I don't know when I'll learn that people are fallible and don't always live up to my high expectations of them and that it's okay. Not only is it okay, but it's irrelevant. I don't have to fight every battle, right every wrong, vindicate myself on every issue or prove anything to anyone. Not even to myself.

I have had a tough set of challenges lately, seemingly coming at me from all angles--work, friends, frenemies. Whatever it is the universe is trying to teach me, I am either too dense to get the lesson or too stubborn to try.

But in order to wake up, I have to feel the short term pain of seeing myself doing this yucky thing in order to be free of it.

The above is a quote from one of my favorite Buddhist teachers, Pema Chodron. I re-read her slight but heavy little book "When Things Fall Apart" about every two or three years. Why do things seem to always be falling apart in one way or another? Perhaps I am drawn to Buddhist teachers and thinkers because of its foundational tenet that life is full of suffering (samsara) and it's only our reaction to it that matters. This is so central to my experience. It never fails. I am always being faced with ways to keep learning this lesson.

☆ ☆ ☆

SET TASKS |
• 1. Answer these questions using the reflection:
(a) Which Buddhist teacher is quoted?
(b) How often does the writer re-read "When Things Fall Apart"?
(c) From what areas have the writer's recent challenges come?
• 2. In one to three sentences, explain why the writer of the reflection may be drawn to Buddhist teachers and thinkers.
• 3. Return everything from "I don't know" down to "free of it." in the reflection.
The listing after this point comes from a separate source, not from the reflection.

GIVEN DATA |
☆ ☆ ☆

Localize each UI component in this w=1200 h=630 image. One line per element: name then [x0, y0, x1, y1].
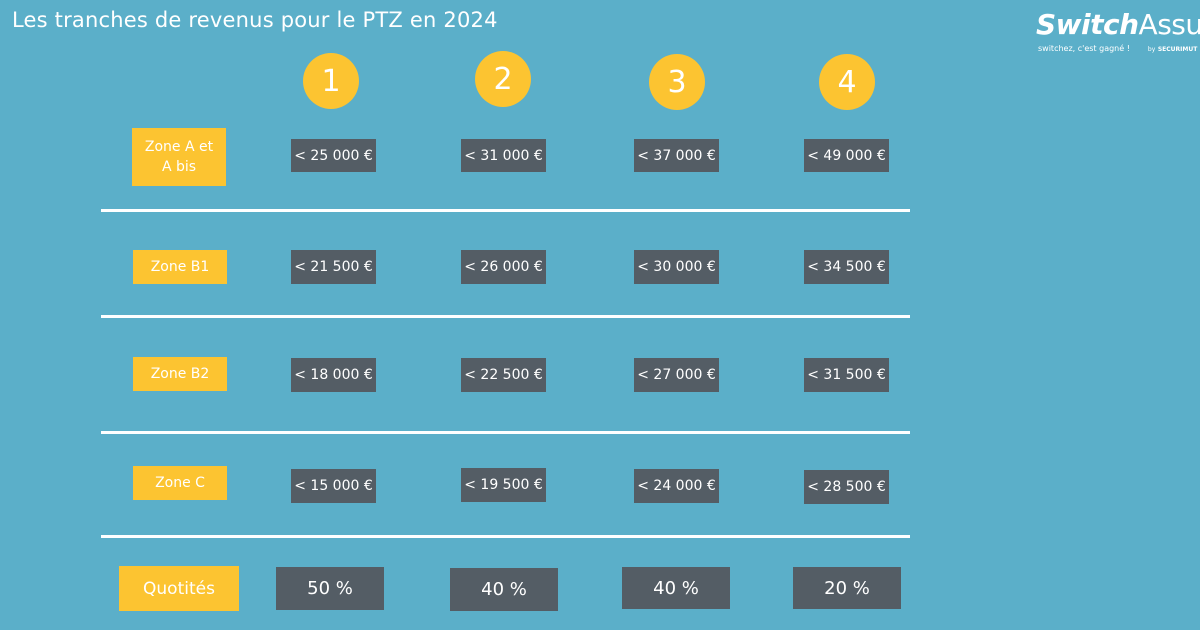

☆ ☆ ☆

SOLUTIONS TO THE EXERCISE |
• 1.
(a) Pema Chodron.
(b) About every two or three years.
(c) Work, friends and frenemies.

• 2. The writer suggests it is because of Buddhism's foundational tenet that life is full of suffering (samsara) and that only our reaction to it matters. This idea is central to the writer's own experience.

• 3.
I don't know when I'll learn that people are fallible and don't always live up to my high expectations of them and that it's okay. Not only is it okay, but it's irrelevant. I don't have to fight every battle, right every wrong, vindicate myself on every issue or prove anything to anyone. Not even to myself.

I have had a tough set of challenges lately, seemingly coming at me from all angles--work, friends, frenemies. Whatever it is the universe is trying to teach me, I am either too dense to get the lesson or too stubborn to try.

But in order to wake up, I have to feel the short term pain of seeing myself doing this yucky thing in order to be free of it.